Convert the data below into a JSON list of strings, one string per line, omitting any blank lines.

▶ **Material for this task**
--- --- ---
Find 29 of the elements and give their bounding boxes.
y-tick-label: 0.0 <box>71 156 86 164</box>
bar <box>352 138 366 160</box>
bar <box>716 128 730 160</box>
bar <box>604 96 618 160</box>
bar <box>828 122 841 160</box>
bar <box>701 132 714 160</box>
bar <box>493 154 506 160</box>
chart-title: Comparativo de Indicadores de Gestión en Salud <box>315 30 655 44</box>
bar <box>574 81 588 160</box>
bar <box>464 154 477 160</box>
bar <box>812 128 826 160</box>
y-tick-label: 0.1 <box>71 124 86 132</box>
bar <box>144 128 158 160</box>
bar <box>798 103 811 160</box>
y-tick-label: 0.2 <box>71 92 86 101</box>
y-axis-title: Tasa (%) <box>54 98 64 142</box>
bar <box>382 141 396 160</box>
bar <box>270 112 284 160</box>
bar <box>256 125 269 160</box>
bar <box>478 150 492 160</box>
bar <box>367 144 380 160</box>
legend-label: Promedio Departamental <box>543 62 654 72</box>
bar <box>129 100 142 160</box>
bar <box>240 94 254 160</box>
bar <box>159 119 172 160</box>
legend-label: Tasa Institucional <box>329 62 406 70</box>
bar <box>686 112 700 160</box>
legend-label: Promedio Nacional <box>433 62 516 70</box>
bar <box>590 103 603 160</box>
--- --- ---
▶ **Answer**
[
  "Find 29 of the elements and give their bounding boxes.",
  "y-tick-label: 0.0 <box>71 156 86 164</box>",
  "bar <box>352 138 366 160</box>",
  "bar <box>716 128 730 160</box>",
  "bar <box>604 96 618 160</box>",
  "bar <box>828 122 841 160</box>",
  "bar <box>701 132 714 160</box>",
  "bar <box>493 154 506 160</box>",
  "chart-title: Comparativo de Indicadores de Gestión en Salud <box>315 30 655 44</box>",
  "bar <box>574 81 588 160</box>",
  "bar <box>464 154 477 160</box>",
  "bar <box>812 128 826 160</box>",
  "y-tick-label: 0.1 <box>71 124 86 132</box>",
  "bar <box>144 128 158 160</box>",
  "bar <box>798 103 811 160</box>",
  "y-tick-label: 0.2 <box>71 92 86 101</box>",
  "y-axis-title: Tasa (%) <box>54 98 64 142</box>",
  "bar <box>382 141 396 160</box>",
  "bar <box>270 112 284 160</box>",
  "bar <box>256 125 269 160</box>",
  "bar <box>478 150 492 160</box>",
  "bar <box>367 144 380 160</box>",
  "legend-label: Promedio Departamental <box>543 62 654 72</box>",
  "bar <box>129 100 142 160</box>",
  "bar <box>240 94 254 160</box>",
  "bar <box>159 119 172 160</box>",
  "legend-label: Tasa Institucional <box>329 62 406 70</box>",
  "bar <box>686 112 700 160</box>",
  "legend-label: Promedio Nacional <box>433 62 516 70</box>",
  "bar <box>590 103 603 160</box>"
]